■ GOAL ■
Where a line in the listing below contains the word "colour", copy that line.

■ RECORDS TO PROCESS ■
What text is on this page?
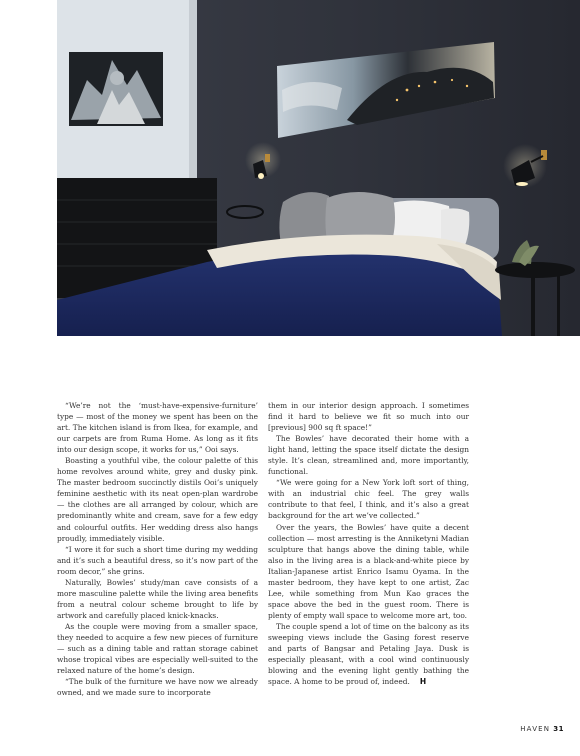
“We’re not the ‘must-have-expensive-furniture’ type — most of the money we spent has been on the art. The kitchen island is from Ikea, for example, and our carpets are from Ruma Home. As long as it fits into our design scope, it works for us,” Ooi says.

Boasting a youthful vibe, the colour palette of this home revolves around white, grey and dusky pink. The master bedroom succinctly distils Ooi’s uniquely feminine aesthetic with its neat open-plan wardrobe — the clothes are all arranged by colour, which are predominantly white and cream, save for a few edgy and colourful outfits. Her wedding dress also hangs proudly, immediately visible.

“I wore it for such a short time during my wedding and it’s such a beautiful dress, so it’s now part of the room decor,” she grins.

Naturally, Bowles’ study/man cave consists of a more masculine palette while the living area benefits from a neutral colour scheme brought to life by artwork and carefully placed knick-knacks.

As the couple were moving from a smaller space, they needed to acquire a few new pieces of furniture — such as a dining table and rattan storage cabinet whose tropical vibes are especially well-suited to the relaxed nature of the home’s design.

“The bulk of the furniture we have now we already owned, and we made sure to incorporate

them in our interior design approach. I sometimes find it hard to believe we fit so much into our [previous] 900 sq ft space!”

The Bowles’ have decorated their home with a light hand, letting the space itself dictate the design style. It’s clean, streamlined and, more importantly, functional.

“We were going for a New York loft sort of thing, with an industrial chic feel. The grey walls contribute to that feel, I think, and it’s also a great background for the art we’ve collected.”

Over the years, the Bowles’ have quite a decent collection — most arresting is the Anniketyni Madian sculpture that hangs above the dining table, while also in the living area is a black-and-white piece by Italian-Japanese artist Enrico Isamu Oyama. In the master bedroom, they have kept to one artist, Zac Lee, while something from Mun Kao graces the space above the bed in the guest room. There is plenty of empty wall space to welcome more art, too.

The couple spend a lot of time on the balcony as its sweeping views include the Gasing forest reserve and parts of Bangsar and Petaling Jaya. Dusk is especially pleasant, with a cool wind continuously blowing and the evening light gently bathing the space. A home to be proud of, indeed. H

HAVEN 31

■ RESPONSE TO THIS EXERCISE ■
Boasting a youthful vibe, the colour palette of this home revolves around white, grey and dusky pink. The master bedroom succinctly distils Ooi’s uniquely feminine aesthetic with its neat open-plan wardrobe — the clothes are all arranged by colour, which are predominantly white and cream, save for a few edgy and colourful outfits. Her wedding dress also hangs proudly, immediately visible.
Naturally, Bowles’ study/man cave consists of a more masculine palette while the living area benefits from a neutral colour scheme brought to life by artwork and carefully placed knick-knacks.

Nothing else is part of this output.